== Problem details ==
Your task is to output all the records below, word for word.

== Data section ==

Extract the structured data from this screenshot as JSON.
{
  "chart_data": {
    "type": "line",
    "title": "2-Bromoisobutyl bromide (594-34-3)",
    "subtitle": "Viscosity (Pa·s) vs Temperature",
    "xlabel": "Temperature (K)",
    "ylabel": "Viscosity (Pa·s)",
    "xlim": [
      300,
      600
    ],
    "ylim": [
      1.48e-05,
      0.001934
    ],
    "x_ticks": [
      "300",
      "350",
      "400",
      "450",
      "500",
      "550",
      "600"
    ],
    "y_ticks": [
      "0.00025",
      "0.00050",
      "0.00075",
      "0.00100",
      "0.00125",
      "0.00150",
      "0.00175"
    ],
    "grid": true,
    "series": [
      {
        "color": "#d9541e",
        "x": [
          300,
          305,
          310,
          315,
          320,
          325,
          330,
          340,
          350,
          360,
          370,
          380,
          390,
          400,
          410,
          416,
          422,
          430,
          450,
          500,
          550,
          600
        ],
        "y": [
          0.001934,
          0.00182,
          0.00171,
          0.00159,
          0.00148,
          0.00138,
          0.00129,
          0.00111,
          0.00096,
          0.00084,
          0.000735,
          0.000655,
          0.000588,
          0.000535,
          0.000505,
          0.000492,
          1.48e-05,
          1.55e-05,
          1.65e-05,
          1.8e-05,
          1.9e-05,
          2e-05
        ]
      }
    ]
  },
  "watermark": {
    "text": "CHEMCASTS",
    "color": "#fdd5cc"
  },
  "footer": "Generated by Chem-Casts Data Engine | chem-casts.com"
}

== Written solution ==
Extract the structured data from this screenshot as JSON.
{
  "chart_data": {
    "type": "line",
    "title": "2-Bromoisobutyl bromide (594-34-3)",
    "subtitle": "Viscosity (Pa·s) vs Temperature",
    "xlabel": "Temperature (K)",
    "ylabel": "Viscosity (Pa·s)",
    "xlim": [
      300,
      600
    ],
    "ylim": [
      1.48e-05,
      0.001934
    ],
    "x_ticks": [
      "300",
      "350",
      "400",
      "450",
      "500",
      "550",
      "600"
    ],
    "y_ticks": [
      "0.00025",
      "0.00050",
      "0.00075",
      "0.00100",
      "0.00125",
      "0.00150",
      "0.00175"
    ],
    "grid": true,
    "series": [
      {
        "color": "#d9541e",
        "x": [
          300,
          305,
          310,
          315,
          320,
          325,
          330,
          340,
          350,
          360,
          370,
          380,
          390,
          400,
          410,
          416,
          422,
          430,
          450,
          500,
          550,
          600
        ],
        "y": [
          0.001934,
          0.00182,
          0.00171,
          0.00159,
          0.00148,
          0.00138,
          0.00129,
          0.00111,
          0.00096,
          0.00084,
          0.000735,
          0.000655,
          0.000588,
          0.000535,
          0.000505,
          0.000492,
          1.48e-05,
          1.55e-05,
          1.65e-05,
          1.8e-05,
          1.9e-05,
          2e-05
        ]
      }
    ]
  },
  "watermark": {
    "text": "CHEMCASTS",
    "color": "#fdd5cc"
  },
  "footer": "Generated by Chem-Casts Data Engine | chem-casts.com"
}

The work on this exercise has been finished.